:: The request ::
Where a line contains the word "letter", copy that line.

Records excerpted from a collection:
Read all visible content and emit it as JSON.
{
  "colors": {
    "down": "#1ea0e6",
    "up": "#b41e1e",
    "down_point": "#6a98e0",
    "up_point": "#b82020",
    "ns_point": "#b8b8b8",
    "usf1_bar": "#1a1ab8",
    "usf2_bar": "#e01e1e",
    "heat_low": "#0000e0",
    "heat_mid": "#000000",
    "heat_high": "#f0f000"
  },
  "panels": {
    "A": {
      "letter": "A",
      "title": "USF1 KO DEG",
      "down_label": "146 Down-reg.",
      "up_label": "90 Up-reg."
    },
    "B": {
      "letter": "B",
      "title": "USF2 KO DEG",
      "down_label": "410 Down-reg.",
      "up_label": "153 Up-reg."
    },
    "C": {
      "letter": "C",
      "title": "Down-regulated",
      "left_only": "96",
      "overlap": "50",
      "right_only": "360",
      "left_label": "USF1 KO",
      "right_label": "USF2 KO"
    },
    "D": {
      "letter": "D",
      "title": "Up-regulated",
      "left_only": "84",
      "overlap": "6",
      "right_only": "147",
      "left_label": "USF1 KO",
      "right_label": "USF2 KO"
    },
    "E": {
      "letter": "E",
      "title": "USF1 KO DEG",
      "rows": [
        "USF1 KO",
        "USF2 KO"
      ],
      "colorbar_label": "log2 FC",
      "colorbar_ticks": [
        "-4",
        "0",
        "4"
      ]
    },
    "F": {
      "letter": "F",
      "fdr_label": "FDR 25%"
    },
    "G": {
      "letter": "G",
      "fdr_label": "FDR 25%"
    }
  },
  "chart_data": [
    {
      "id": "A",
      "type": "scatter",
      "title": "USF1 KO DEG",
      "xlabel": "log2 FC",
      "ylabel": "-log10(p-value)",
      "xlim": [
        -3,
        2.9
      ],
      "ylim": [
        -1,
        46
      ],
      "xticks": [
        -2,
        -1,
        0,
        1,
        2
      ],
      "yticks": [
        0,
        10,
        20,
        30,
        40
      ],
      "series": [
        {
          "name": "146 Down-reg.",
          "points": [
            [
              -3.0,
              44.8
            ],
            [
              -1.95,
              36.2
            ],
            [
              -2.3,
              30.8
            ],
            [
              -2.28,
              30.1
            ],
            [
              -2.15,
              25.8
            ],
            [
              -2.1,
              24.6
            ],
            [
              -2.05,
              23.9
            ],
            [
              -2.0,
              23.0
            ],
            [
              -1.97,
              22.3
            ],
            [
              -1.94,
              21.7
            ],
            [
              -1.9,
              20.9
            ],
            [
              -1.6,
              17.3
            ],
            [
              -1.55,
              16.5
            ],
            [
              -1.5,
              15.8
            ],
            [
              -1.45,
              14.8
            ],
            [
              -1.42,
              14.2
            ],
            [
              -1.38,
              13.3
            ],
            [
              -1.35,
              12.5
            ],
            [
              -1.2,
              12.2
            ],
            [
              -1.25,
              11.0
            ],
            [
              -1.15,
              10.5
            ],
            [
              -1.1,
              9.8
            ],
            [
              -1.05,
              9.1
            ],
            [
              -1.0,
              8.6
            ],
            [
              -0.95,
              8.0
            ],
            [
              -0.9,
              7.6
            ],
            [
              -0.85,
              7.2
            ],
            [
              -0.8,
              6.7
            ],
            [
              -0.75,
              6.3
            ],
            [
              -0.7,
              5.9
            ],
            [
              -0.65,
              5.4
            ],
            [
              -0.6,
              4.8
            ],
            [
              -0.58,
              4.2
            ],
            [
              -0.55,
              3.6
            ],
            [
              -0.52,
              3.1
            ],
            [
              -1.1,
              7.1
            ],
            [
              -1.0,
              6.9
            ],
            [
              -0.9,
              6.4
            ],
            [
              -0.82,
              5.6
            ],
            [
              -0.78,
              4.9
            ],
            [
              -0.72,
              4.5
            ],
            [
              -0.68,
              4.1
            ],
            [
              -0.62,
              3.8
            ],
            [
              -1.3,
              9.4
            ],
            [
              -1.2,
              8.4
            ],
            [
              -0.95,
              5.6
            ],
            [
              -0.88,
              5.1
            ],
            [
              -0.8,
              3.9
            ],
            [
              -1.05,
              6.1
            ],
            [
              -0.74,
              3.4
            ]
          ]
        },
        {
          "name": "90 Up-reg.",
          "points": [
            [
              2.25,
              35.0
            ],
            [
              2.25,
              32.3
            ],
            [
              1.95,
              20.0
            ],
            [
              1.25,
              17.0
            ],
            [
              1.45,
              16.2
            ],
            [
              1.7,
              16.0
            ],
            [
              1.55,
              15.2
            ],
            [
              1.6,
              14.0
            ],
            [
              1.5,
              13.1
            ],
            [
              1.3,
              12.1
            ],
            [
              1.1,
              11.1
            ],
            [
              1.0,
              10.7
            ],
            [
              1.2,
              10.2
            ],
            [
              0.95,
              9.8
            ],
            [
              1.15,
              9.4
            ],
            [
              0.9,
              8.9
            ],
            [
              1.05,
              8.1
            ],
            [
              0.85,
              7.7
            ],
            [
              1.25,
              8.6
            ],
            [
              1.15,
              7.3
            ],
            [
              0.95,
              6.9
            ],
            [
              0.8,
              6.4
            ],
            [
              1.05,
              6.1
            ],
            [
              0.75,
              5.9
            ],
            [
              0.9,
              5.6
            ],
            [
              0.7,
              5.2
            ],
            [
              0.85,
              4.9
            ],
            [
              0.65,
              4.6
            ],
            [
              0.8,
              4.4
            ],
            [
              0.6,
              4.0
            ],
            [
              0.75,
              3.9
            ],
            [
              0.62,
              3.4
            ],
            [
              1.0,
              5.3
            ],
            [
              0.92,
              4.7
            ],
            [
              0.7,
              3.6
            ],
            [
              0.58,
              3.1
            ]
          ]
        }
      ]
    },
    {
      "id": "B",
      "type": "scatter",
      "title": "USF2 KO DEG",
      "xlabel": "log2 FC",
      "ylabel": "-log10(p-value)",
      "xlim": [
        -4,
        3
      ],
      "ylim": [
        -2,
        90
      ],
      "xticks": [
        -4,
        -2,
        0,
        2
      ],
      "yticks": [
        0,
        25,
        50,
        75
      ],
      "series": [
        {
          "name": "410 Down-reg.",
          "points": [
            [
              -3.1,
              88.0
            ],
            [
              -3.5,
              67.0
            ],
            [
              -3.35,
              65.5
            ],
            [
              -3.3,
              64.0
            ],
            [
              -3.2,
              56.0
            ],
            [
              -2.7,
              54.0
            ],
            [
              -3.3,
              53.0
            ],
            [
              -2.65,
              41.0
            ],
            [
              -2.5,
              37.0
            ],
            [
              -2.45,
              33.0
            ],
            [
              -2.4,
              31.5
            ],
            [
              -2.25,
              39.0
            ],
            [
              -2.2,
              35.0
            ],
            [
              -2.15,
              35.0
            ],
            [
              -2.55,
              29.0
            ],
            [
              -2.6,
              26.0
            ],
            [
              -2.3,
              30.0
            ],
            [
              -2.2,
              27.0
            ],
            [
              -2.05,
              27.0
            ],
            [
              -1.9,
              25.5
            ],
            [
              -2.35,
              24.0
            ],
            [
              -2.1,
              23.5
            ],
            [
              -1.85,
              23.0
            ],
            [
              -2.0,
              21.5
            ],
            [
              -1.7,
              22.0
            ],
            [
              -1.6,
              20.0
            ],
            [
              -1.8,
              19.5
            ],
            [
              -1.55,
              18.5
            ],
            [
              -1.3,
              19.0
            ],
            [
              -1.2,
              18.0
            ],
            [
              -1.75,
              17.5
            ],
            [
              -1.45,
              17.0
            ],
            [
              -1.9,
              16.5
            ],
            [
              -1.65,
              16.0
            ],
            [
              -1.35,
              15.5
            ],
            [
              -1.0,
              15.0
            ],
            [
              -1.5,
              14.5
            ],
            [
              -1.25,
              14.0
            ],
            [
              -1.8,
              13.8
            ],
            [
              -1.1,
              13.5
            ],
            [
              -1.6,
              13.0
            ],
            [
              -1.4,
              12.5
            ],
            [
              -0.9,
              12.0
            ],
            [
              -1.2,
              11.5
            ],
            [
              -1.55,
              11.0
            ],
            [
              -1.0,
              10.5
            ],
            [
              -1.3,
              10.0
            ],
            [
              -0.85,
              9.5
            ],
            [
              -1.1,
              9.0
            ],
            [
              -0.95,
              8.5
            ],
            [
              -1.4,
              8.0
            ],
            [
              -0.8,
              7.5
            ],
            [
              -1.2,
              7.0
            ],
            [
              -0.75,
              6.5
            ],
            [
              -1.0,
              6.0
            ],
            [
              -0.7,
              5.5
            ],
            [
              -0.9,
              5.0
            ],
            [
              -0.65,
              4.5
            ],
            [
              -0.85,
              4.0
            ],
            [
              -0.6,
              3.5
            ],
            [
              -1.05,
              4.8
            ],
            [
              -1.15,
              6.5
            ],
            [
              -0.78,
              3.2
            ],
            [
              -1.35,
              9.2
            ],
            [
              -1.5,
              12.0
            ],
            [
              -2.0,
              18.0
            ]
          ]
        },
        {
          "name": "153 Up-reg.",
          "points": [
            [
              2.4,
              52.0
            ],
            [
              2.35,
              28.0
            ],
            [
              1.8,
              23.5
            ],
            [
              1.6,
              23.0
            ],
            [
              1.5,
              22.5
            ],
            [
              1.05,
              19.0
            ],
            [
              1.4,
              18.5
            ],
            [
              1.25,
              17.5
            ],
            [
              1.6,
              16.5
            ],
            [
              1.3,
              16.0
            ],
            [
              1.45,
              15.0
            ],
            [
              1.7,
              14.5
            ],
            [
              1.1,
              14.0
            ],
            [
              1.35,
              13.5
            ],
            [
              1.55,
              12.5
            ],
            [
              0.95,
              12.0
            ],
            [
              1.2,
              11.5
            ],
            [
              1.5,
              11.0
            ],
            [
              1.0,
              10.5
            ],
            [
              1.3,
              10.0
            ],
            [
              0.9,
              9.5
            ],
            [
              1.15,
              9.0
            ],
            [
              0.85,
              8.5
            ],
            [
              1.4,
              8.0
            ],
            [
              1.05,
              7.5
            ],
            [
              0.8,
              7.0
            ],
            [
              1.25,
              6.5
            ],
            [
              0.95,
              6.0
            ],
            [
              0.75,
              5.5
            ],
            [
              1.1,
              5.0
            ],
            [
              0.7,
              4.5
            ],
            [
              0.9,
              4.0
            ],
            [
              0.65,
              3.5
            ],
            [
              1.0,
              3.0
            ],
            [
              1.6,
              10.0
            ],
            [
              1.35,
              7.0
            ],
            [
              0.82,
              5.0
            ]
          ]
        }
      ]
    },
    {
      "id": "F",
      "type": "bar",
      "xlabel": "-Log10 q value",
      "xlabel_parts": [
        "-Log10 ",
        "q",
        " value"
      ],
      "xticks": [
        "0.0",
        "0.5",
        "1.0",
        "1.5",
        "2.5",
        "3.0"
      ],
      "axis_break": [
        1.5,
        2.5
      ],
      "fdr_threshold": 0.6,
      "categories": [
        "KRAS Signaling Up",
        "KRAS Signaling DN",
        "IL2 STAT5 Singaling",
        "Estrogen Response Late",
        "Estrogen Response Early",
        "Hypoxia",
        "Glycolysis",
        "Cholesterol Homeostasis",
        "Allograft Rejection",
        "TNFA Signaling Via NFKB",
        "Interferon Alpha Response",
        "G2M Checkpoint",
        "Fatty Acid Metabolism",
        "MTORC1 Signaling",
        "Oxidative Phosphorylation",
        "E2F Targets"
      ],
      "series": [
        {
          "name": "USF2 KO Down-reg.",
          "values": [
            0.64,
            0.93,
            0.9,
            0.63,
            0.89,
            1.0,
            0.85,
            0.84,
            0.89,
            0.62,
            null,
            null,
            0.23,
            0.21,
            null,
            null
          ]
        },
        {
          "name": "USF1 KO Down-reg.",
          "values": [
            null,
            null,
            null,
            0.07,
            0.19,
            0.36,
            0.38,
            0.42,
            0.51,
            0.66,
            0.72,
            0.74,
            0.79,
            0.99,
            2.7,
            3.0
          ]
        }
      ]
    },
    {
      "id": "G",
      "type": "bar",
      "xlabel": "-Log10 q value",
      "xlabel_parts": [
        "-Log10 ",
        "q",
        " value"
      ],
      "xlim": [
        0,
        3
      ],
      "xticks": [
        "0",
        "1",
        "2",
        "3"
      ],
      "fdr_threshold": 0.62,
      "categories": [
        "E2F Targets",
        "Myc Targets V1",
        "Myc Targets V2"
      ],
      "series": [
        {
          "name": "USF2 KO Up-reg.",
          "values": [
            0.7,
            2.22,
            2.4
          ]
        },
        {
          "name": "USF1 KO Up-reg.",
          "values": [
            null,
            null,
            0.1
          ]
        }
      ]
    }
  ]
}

:: Answer ::
      "letter": "A",
      "letter": "B",
      "letter": "C",
      "letter": "D",
      "letter": "E",
      "letter": "F",
      "letter": "G",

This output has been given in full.